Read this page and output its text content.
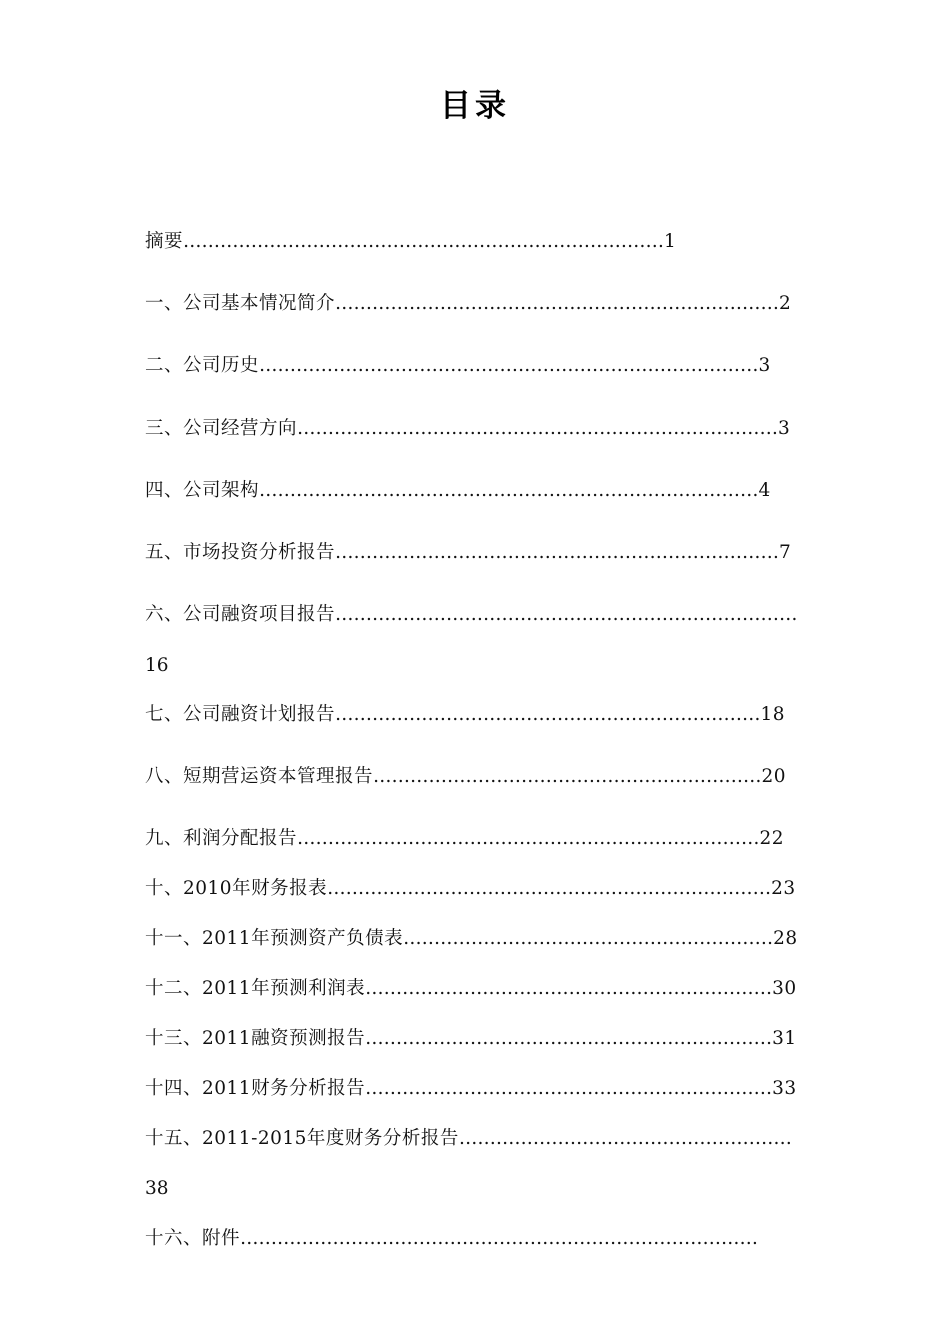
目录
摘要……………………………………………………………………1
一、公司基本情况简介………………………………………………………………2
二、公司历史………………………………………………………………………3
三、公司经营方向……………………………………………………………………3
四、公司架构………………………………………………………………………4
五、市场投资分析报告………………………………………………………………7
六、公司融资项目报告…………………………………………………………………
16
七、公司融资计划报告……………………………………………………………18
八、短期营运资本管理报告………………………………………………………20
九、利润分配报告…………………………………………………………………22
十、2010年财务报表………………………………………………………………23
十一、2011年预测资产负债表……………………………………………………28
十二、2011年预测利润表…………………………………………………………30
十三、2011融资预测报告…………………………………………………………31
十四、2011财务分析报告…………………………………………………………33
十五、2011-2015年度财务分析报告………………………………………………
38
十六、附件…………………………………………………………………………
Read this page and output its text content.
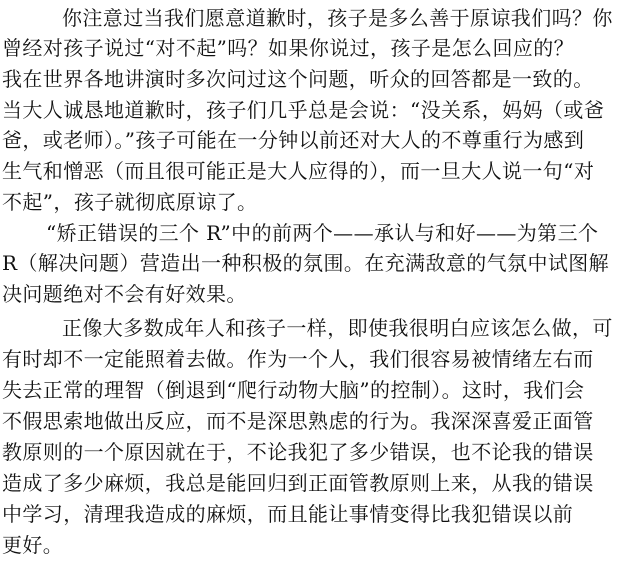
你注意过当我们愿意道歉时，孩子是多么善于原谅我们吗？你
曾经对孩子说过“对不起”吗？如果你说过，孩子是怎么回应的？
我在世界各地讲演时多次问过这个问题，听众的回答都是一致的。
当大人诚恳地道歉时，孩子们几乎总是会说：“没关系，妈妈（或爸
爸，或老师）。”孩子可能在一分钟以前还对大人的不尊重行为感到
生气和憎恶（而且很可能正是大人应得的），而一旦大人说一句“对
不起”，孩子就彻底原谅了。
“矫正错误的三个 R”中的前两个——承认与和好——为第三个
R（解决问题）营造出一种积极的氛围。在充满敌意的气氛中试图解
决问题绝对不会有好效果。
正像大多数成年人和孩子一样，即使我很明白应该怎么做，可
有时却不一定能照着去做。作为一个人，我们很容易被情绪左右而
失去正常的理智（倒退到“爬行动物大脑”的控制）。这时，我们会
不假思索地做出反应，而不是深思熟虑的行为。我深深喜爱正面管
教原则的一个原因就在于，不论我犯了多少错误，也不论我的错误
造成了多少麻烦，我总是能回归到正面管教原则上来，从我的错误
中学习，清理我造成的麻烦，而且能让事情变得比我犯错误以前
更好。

--*--

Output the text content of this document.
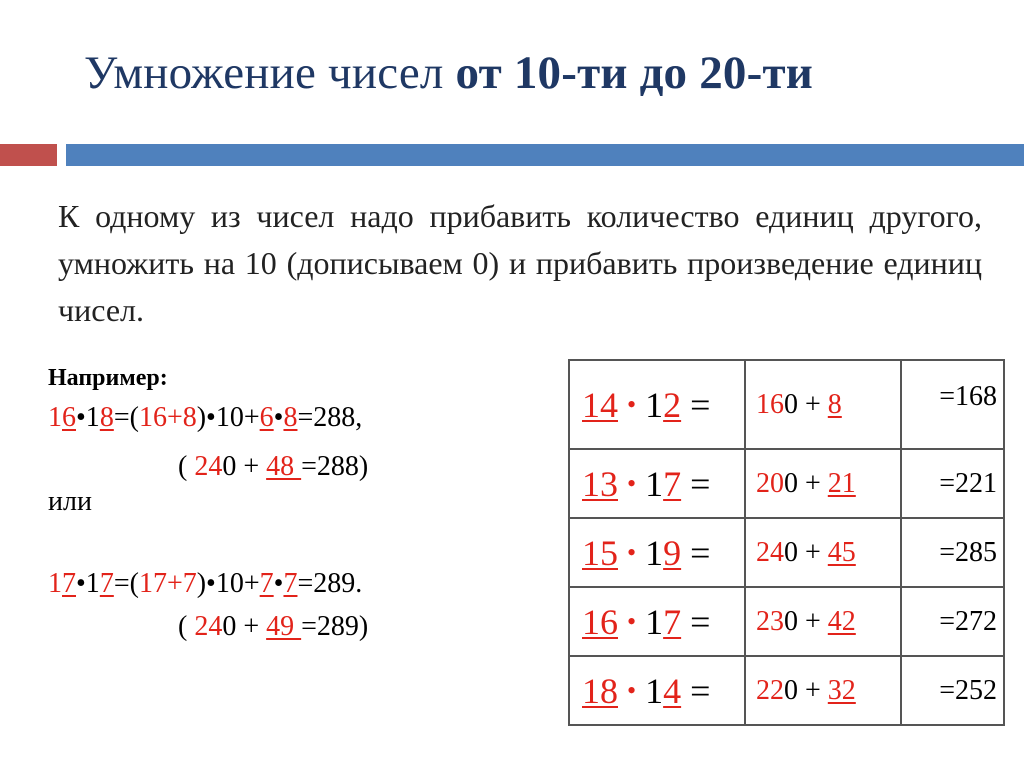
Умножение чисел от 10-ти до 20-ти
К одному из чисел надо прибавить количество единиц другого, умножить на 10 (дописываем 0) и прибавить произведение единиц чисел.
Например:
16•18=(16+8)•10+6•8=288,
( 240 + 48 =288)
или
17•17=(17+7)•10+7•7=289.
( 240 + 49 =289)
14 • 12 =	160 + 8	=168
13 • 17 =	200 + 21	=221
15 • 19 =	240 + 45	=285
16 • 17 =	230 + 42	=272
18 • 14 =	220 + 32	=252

--*--

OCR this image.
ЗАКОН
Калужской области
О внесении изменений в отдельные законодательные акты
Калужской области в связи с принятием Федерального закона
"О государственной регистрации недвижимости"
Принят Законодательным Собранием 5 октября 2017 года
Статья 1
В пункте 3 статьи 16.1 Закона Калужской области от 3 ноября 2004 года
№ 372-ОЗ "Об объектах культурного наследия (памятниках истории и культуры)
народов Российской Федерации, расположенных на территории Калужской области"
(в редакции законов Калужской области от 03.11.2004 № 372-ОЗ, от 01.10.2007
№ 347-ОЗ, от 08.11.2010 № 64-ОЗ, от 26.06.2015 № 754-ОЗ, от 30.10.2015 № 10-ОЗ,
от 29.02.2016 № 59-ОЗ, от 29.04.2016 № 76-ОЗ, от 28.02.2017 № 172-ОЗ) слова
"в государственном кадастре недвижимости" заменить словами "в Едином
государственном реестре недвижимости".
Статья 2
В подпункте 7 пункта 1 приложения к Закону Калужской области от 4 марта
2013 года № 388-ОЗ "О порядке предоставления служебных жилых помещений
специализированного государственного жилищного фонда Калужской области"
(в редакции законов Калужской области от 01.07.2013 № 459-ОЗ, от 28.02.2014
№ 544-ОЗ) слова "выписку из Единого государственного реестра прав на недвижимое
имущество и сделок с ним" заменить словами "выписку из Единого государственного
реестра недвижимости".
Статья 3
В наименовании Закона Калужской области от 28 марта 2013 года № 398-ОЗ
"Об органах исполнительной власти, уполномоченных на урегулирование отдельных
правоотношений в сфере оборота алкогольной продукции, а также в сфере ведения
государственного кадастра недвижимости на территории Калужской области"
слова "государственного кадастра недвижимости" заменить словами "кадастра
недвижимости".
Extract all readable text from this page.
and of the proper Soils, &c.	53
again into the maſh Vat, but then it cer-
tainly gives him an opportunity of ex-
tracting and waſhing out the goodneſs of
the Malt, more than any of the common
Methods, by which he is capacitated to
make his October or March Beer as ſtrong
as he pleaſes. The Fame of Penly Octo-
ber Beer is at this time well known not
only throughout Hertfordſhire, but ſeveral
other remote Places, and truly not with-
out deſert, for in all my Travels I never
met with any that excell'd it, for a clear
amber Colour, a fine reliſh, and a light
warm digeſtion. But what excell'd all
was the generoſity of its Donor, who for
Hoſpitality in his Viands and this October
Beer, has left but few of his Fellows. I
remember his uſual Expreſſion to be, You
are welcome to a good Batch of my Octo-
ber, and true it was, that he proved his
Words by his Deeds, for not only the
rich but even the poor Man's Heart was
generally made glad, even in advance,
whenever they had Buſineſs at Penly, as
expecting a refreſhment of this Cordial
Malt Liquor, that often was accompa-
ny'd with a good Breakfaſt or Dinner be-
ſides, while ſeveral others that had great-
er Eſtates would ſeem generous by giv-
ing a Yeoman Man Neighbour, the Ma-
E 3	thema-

--*--

→ Set problem: From the entries above, extract every line where the word "редакции" appears.

→ Output below:
(в редакции законов Калужской области от 03.11.2004 № 372-ОЗ, от 01.10.2007
(в редакции законов Калужской области от 01.07.2013 № 459-ОЗ, от 28.02.2014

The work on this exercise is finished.